:: MATERIAL TO PROCESS ::

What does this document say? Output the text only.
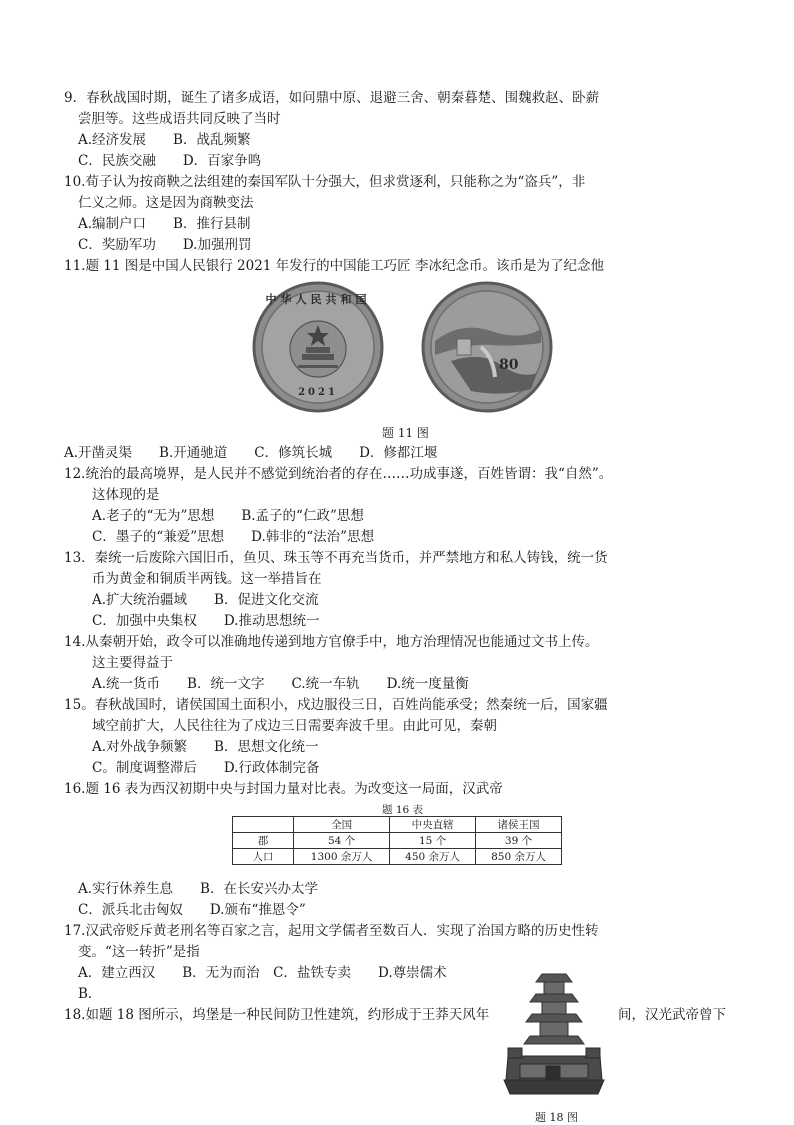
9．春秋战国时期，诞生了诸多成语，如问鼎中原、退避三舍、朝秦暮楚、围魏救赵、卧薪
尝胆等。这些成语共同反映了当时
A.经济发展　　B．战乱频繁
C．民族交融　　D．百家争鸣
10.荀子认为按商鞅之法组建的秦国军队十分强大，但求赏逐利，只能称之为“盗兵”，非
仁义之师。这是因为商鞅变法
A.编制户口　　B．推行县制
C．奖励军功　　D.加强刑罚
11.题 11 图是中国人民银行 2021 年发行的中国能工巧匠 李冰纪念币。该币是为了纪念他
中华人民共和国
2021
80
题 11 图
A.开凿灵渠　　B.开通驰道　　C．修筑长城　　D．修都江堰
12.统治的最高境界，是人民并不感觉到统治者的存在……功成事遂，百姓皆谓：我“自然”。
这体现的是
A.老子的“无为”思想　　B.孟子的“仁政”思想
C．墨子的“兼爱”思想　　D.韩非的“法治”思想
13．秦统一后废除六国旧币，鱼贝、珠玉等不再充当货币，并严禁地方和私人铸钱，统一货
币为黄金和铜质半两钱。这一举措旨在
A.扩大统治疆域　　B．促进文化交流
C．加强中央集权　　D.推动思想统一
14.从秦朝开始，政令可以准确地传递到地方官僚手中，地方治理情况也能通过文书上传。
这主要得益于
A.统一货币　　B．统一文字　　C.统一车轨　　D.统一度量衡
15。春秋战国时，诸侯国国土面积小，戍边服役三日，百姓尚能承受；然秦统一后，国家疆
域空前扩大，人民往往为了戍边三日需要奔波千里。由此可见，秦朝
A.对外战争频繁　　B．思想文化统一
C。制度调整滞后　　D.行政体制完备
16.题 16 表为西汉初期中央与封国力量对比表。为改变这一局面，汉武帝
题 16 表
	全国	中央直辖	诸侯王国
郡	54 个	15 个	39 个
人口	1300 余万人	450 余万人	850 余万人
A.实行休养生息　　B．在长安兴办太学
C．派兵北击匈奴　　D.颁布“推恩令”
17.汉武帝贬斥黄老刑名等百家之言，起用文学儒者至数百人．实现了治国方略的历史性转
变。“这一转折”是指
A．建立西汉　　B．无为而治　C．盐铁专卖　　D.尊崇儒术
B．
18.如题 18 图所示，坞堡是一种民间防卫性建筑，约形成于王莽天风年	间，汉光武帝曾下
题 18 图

:::

▸ EXERCISE
Output the full set of records above without changing a word, and drop the images.

▸ RESULT
What does this document say? Output the text only.
9．春秋战国时期，诞生了诸多成语，如问鼎中原、退避三舍、朝秦暮楚、围魏救赵、卧薪
尝胆等。这些成语共同反映了当时
A.经济发展　　B．战乱频繁
C．民族交融　　D．百家争鸣
10.荀子认为按商鞅之法组建的秦国军队十分强大，但求赏逐利，只能称之为“盗兵”，非
仁义之师。这是因为商鞅变法
A.编制户口　　B．推行县制
C．奖励军功　　D.加强刑罚
11.题 11 图是中国人民银行 2021 年发行的中国能工巧匠 李冰纪念币。该币是为了纪念他
中华人民共和国
2021
80
题 11 图
A.开凿灵渠　　B.开通驰道　　C．修筑长城　　D．修都江堰
12.统治的最高境界，是人民并不感觉到统治者的存在……功成事遂，百姓皆谓：我“自然”。
这体现的是
A.老子的“无为”思想　　B.孟子的“仁政”思想
C．墨子的“兼爱”思想　　D.韩非的“法治”思想
13．秦统一后废除六国旧币，鱼贝、珠玉等不再充当货币，并严禁地方和私人铸钱，统一货
币为黄金和铜质半两钱。这一举措旨在
A.扩大统治疆域　　B．促进文化交流
C．加强中央集权　　D.推动思想统一
14.从秦朝开始，政令可以准确地传递到地方官僚手中，地方治理情况也能通过文书上传。
这主要得益于
A.统一货币　　B．统一文字　　C.统一车轨　　D.统一度量衡
15。春秋战国时，诸侯国国土面积小，戍边服役三日，百姓尚能承受；然秦统一后，国家疆
域空前扩大，人民往往为了戍边三日需要奔波千里。由此可见，秦朝
A.对外战争频繁　　B．思想文化统一
C。制度调整滞后　　D.行政体制完备
16.题 16 表为西汉初期中央与封国力量对比表。为改变这一局面，汉武帝
题 16 表
	全国	中央直辖	诸侯王国
郡	54 个	15 个	39 个
人口	1300 余万人	450 余万人	850 余万人
A.实行休养生息　　B．在长安兴办太学
C．派兵北击匈奴　　D.颁布“推恩令”
17.汉武帝贬斥黄老刑名等百家之言，起用文学儒者至数百人．实现了治国方略的历史性转
变。“这一转折”是指
A．建立西汉　　B．无为而治　C．盐铁专卖　　D.尊崇儒术
B．
18.如题 18 图所示，坞堡是一种民间防卫性建筑，约形成于王莽天风年	间，汉光武帝曾下
题 18 图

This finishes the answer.